### WRITTEN EXERCISE
Copy out all of the material, matching it word for word.

### DATA SHOWN

○ ○ ○ ○ ○ ○ ○

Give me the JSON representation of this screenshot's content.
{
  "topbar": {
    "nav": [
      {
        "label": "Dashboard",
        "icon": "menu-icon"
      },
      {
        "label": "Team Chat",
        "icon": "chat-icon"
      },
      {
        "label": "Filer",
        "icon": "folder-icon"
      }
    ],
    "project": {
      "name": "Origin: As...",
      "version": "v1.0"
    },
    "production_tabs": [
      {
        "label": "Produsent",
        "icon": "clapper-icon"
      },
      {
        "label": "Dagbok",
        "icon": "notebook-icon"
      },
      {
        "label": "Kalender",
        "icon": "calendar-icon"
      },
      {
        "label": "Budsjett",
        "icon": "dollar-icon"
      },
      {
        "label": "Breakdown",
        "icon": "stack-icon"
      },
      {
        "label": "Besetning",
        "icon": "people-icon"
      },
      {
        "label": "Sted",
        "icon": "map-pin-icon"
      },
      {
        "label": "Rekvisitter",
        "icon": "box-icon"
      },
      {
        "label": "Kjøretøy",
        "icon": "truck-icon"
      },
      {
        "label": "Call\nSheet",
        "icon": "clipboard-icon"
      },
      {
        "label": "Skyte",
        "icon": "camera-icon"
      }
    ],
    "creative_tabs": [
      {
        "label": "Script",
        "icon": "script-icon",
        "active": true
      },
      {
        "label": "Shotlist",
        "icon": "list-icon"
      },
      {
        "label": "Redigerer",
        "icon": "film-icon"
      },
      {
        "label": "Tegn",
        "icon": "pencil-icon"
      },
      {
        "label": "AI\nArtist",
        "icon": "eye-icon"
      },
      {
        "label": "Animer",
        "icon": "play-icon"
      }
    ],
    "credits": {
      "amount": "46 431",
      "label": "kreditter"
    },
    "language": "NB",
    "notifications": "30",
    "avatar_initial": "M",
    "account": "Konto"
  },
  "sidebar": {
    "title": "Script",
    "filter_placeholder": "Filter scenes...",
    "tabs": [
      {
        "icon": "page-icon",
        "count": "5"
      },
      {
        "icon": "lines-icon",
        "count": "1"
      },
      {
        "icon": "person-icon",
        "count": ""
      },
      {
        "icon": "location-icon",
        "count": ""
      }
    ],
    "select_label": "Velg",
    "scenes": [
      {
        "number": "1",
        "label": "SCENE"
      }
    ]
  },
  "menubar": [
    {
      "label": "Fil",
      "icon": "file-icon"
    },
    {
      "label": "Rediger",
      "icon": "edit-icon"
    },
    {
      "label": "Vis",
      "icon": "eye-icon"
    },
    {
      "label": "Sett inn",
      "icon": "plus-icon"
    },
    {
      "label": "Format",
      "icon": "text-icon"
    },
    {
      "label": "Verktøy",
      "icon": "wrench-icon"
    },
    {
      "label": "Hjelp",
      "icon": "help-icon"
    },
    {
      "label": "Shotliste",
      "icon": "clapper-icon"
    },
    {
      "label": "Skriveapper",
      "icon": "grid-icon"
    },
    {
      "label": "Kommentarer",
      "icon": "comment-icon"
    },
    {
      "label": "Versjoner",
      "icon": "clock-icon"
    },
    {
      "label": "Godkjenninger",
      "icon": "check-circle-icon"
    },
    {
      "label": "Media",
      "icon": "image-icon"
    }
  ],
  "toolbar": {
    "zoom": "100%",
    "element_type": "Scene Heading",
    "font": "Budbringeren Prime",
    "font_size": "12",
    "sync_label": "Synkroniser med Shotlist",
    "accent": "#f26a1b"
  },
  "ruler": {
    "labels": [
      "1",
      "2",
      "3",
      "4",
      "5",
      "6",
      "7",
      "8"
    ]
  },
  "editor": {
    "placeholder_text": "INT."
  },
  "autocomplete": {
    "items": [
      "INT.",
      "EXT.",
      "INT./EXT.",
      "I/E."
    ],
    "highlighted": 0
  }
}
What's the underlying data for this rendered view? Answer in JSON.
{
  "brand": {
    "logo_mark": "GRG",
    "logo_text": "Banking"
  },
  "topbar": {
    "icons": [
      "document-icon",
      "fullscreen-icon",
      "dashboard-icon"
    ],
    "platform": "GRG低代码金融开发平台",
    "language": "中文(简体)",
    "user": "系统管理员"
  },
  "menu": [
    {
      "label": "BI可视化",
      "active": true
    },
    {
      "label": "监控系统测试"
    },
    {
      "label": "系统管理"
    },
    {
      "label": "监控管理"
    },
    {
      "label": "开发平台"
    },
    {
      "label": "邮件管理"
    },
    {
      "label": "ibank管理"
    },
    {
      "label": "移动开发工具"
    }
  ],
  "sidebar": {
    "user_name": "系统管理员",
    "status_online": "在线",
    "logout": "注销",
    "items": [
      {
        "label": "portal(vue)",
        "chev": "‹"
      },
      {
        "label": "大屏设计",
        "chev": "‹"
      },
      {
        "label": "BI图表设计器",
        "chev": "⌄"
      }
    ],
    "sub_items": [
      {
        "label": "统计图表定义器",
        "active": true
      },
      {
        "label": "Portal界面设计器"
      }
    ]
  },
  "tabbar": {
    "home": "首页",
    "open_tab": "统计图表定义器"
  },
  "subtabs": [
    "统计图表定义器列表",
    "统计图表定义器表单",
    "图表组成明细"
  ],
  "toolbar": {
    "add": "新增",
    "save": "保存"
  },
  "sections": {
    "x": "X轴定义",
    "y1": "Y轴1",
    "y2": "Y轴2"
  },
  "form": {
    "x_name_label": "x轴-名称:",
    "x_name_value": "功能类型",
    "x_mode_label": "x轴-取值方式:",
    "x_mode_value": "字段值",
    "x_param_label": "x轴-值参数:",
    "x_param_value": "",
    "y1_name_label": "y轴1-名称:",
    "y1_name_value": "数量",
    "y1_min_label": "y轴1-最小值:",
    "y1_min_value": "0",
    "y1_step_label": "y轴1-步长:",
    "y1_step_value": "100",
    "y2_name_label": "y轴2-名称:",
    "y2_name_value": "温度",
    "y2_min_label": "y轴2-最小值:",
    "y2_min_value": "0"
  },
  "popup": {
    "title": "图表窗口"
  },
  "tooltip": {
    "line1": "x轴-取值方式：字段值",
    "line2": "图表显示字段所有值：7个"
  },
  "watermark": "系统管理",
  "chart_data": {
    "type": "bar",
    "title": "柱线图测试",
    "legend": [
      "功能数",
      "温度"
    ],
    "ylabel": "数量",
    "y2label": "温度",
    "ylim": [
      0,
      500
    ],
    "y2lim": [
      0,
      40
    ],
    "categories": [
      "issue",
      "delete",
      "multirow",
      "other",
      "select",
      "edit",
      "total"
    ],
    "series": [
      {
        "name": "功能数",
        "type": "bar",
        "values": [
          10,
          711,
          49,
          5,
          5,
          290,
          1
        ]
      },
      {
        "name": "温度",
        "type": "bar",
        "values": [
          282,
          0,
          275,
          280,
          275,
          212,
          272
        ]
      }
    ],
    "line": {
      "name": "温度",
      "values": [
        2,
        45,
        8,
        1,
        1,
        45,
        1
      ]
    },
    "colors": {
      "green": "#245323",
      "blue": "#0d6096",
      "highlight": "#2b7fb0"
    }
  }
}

○ ○ ○ ○ ○ ○ ○

### CORRECT RESULT
Give me the JSON representation of this screenshot's content.
{
  "topbar": {
    "nav": [
      {
        "label": "Dashboard",
        "icon": "menu-icon"
      },
      {
        "label": "Team Chat",
        "icon": "chat-icon"
      },
      {
        "label": "Filer",
        "icon": "folder-icon"
      }
    ],
    "project": {
      "name": "Origin: As...",
      "version": "v1.0"
    },
    "production_tabs": [
      {
        "label": "Produsent",
        "icon": "clapper-icon"
      },
      {
        "label": "Dagbok",
        "icon": "notebook-icon"
      },
      {
        "label": "Kalender",
        "icon": "calendar-icon"
      },
      {
        "label": "Budsjett",
        "icon": "dollar-icon"
      },
      {
        "label": "Breakdown",
        "icon": "stack-icon"
      },
      {
        "label": "Besetning",
        "icon": "people-icon"
      },
      {
        "label": "Sted",
        "icon": "map-pin-icon"
      },
      {
        "label": "Rekvisitter",
        "icon": "box-icon"
      },
      {
        "label": "Kjøretøy",
        "icon": "truck-icon"
      },
      {
        "label": "Call\nSheet",
        "icon": "clipboard-icon"
      },
      {
        "label": "Skyte",
        "icon": "camera-icon"
      }
    ],
    "creative_tabs": [
      {
        "label": "Script",
        "icon": "script-icon",
        "active": true
      },
      {
        "label": "Shotlist",
        "icon": "list-icon"
      },
      {
        "label": "Redigerer",
        "icon": "film-icon"
      },
      {
        "label": "Tegn",
        "icon": "pencil-icon"
      },
      {
        "label": "AI\nArtist",
        "icon": "eye-icon"
      },
      {
        "label": "Animer",
        "icon": "play-icon"
      }
    ],
    "credits": {
      "amount": "46 431",
      "label": "kreditter"
    },
    "language": "NB",
    "notifications": "30",
    "avatar_initial": "M",
    "account": "Konto"
  },
  "sidebar": {
    "title": "Script",
    "filter_placeholder": "Filter scenes...",
    "tabs": [
      {
        "icon": "page-icon",
        "count": "5"
      },
      {
        "icon": "lines-icon",
        "count": "1"
      },
      {
        "icon": "person-icon",
        "count": ""
      },
      {
        "icon": "location-icon",
        "count": ""
      }
    ],
    "select_label": "Velg",
    "scenes": [
      {
        "number": "1",
        "label": "SCENE"
      }
    ]
  },
  "menubar": [
    {
      "label": "Fil",
      "icon": "file-icon"
    },
    {
      "label": "Rediger",
      "icon": "edit-icon"
    },
    {
      "label": "Vis",
      "icon": "eye-icon"
    },
    {
      "label": "Sett inn",
      "icon": "plus-icon"
    },
    {
      "label": "Format",
      "icon": "text-icon"
    },
    {
      "label": "Verktøy",
      "icon": "wrench-icon"
    },
    {
      "label": "Hjelp",
      "icon": "help-icon"
    },
    {
      "label": "Shotliste",
      "icon": "clapper-icon"
    },
    {
      "label": "Skriveapper",
      "icon": "grid-icon"
    },
    {
      "label": "Kommentarer",
      "icon": "comment-icon"
    },
    {
      "label": "Versjoner",
      "icon": "clock-icon"
    },
    {
      "label": "Godkjenninger",
      "icon": "check-circle-icon"
    },
    {
      "label": "Media",
      "icon": "image-icon"
    }
  ],
  "toolbar": {
    "zoom": "100%",
    "element_type": "Scene Heading",
    "font": "Budbringeren Prime",
    "font_size": "12",
    "sync_label": "Synkroniser med Shotlist",
    "accent": "#f26a1b"
  },
  "ruler": {
    "labels": [
      "1",
      "2",
      "3",
      "4",
      "5",
      "6",
      "7",
      "8"
    ]
  },
  "editor": {
    "placeholder_text": "INT."
  },
  "autocomplete": {
    "items": [
      "INT.",
      "EXT.",
      "INT./EXT.",
      "I/E."
    ],
    "highlighted": 0
  }
}
What's the underlying data for this rendered view? Answer in JSON.
{
  "brand": {
    "logo_mark": "GRG",
    "logo_text": "Banking"
  },
  "topbar": {
    "icons": [
      "document-icon",
      "fullscreen-icon",
      "dashboard-icon"
    ],
    "platform": "GRG低代码金融开发平台",
    "language": "中文(简体)",
    "user": "系统管理员"
  },
  "menu": [
    {
      "label": "BI可视化",
      "active": true
    },
    {
      "label": "监控系统测试"
    },
    {
      "label": "系统管理"
    },
    {
      "label": "监控管理"
    },
    {
      "label": "开发平台"
    },
    {
      "label": "邮件管理"
    },
    {
      "label": "ibank管理"
    },
    {
      "label": "移动开发工具"
    }
  ],
  "sidebar": {
    "user_name": "系统管理员",
    "status_online": "在线",
    "logout": "注销",
    "items": [
      {
        "label": "portal(vue)",
        "chev": "‹"
      },
      {
        "label": "大屏设计",
        "chev": "‹"
      },
      {
        "label": "BI图表设计器",
        "chev": "⌄"
      }
    ],
    "sub_items": [
      {
        "label": "统计图表定义器",
        "active": true
      },
      {
        "label": "Portal界面设计器"
      }
    ]
  },
  "tabbar": {
    "home": "首页",
    "open_tab": "统计图表定义器"
  },
  "subtabs": [
    "统计图表定义器列表",
    "统计图表定义器表单",
    "图表组成明细"
  ],
  "toolbar": {
    "add": "新增",
    "save": "保存"
  },
  "sections": {
    "x": "X轴定义",
    "y1": "Y轴1",
    "y2": "Y轴2"
  },
  "form": {
    "x_name_label": "x轴-名称:",
    "x_name_value": "功能类型",
    "x_mode_label": "x轴-取值方式:",
    "x_mode_value": "字段值",
    "x_param_label": "x轴-值参数:",
    "x_param_value": "",
    "y1_name_label": "y轴1-名称:",
    "y1_name_value": "数量",
    "y1_min_label": "y轴1-最小值:",
    "y1_min_value": "0",
    "y1_step_label": "y轴1-步长:",
    "y1_step_value": "100",
    "y2_name_label": "y轴2-名称:",
    "y2_name_value": "温度",
    "y2_min_label": "y轴2-最小值:",
    "y2_min_value": "0"
  },
  "popup": {
    "title": "图表窗口"
  },
  "tooltip": {
    "line1": "x轴-取值方式：字段值",
    "line2": "图表显示字段所有值：7个"
  },
  "watermark": "系统管理",
  "chart_data": {
    "type": "bar",
    "title": "柱线图测试",
    "legend": [
      "功能数",
      "温度"
    ],
    "ylabel": "数量",
    "y2label": "温度",
    "ylim": [
      0,
      500
    ],
    "y2lim": [
      0,
      40
    ],
    "categories": [
      "issue",
      "delete",
      "multirow",
      "other",
      "select",
      "edit",
      "total"
    ],
    "series": [
      {
        "name": "功能数",
        "type": "bar",
        "values": [
          10,
          711,
          49,
          5,
          5,
          290,
          1
        ]
      },
      {
        "name": "温度",
        "type": "bar",
        "values": [
          282,
          0,
          275,
          280,
          275,
          212,
          272
        ]
      }
    ],
    "line": {
      "name": "温度",
      "values": [
        2,
        45,
        8,
        1,
        1,
        45,
        1
      ]
    },
    "colors": {
      "green": "#245323",
      "blue": "#0d6096",
      "highlight": "#2b7fb0"
    }
  }
}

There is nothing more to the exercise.